» EXERCISE TASK
Return each line of the listing below, unchanged, and omit the images.

» GIVEN RECORDS

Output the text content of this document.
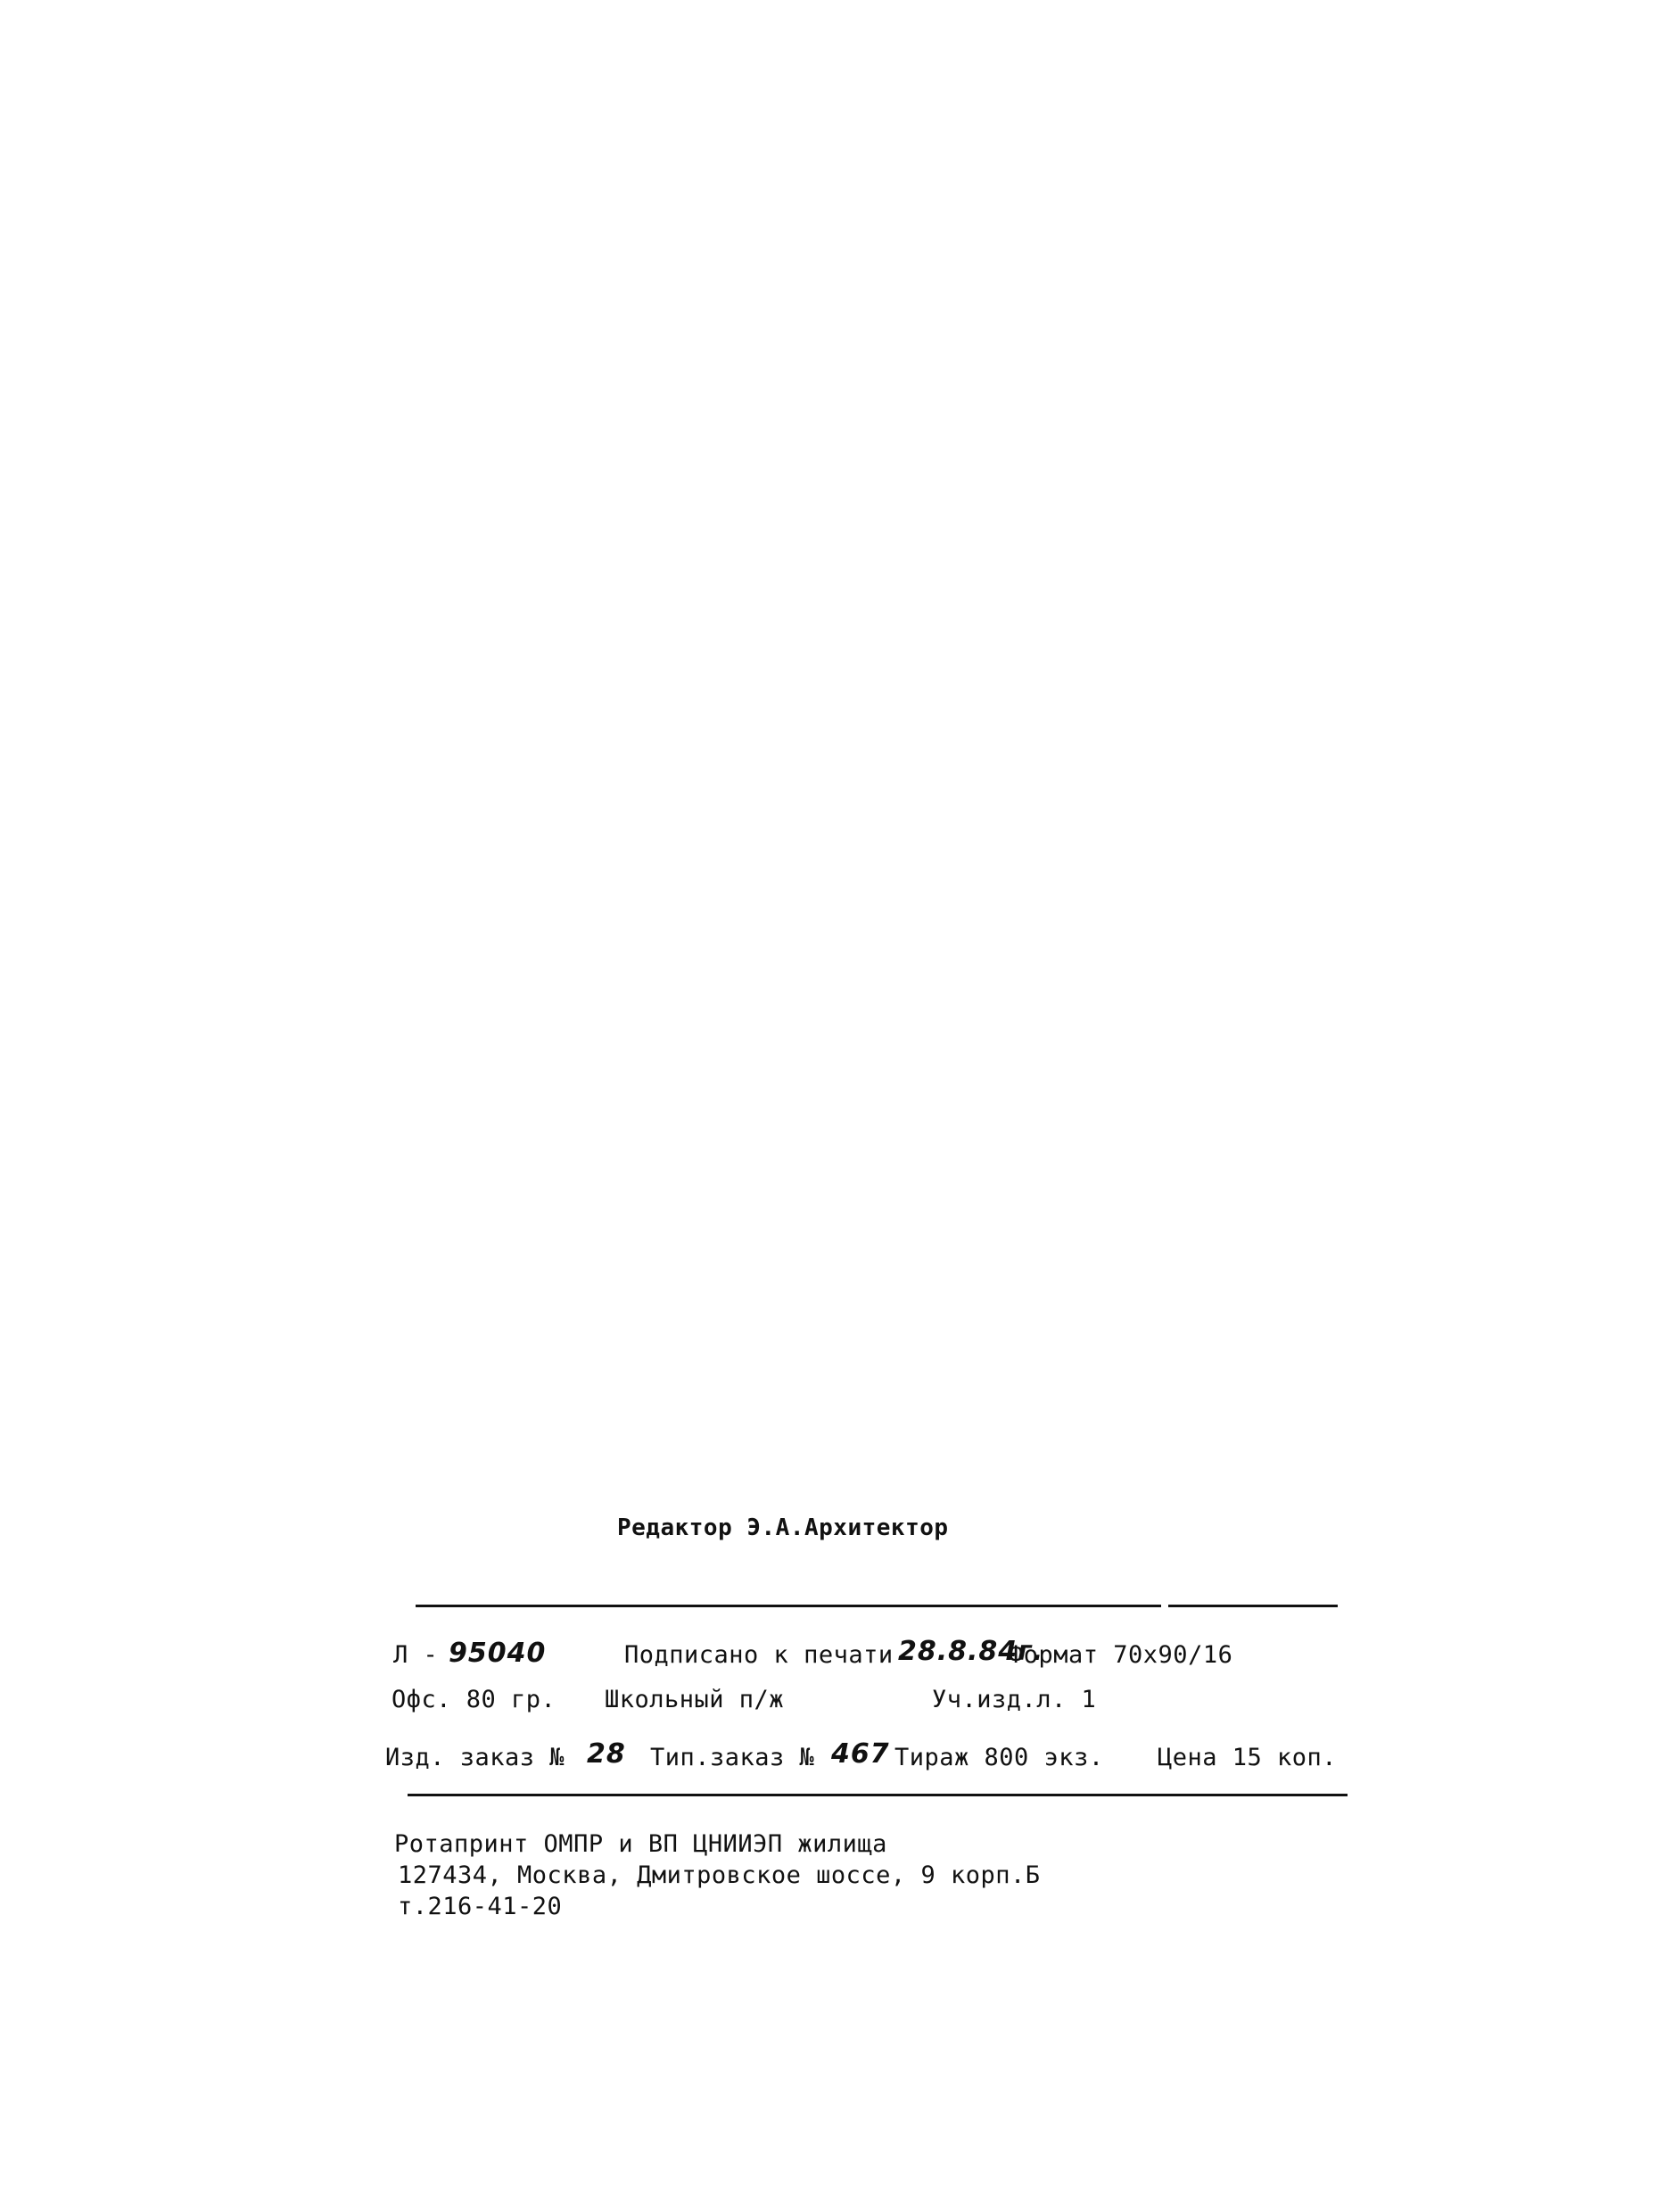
Редактор Э.А.Архитектор
Л - 95040	Подписано к печати 28.8.84г.
Формат 70x90/16
Офс. 80 гр. Школьный п/ж	Уч.изд.л. 1
Изд. заказ № 28 Тип.заказ № 467 Тираж 800 экз. Цена 15 коп.
Ротапринт ОМПР и ВП ЦНИИЭП жилища
127434, Москва, Дмитровское шоссе, 9 корп.Б
т.216-41-20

» OUTPUT FOR THIS TASK
Output the text content of this document.
Редактор Э.А.Архитектор
Л - 95040	Подписано к печати 28.8.84г.
Формат 70x90/16
Офс. 80 гр. Школьный п/ж	Уч.изд.л. 1
Изд. заказ № 28 Тип.заказ № 467 Тираж 800 экз. Цена 15 коп.
Ротапринт ОМПР и ВП ЦНИИЭП жилища
127434, Москва, Дмитровское шоссе, 9 корп.Б
т.216-41-20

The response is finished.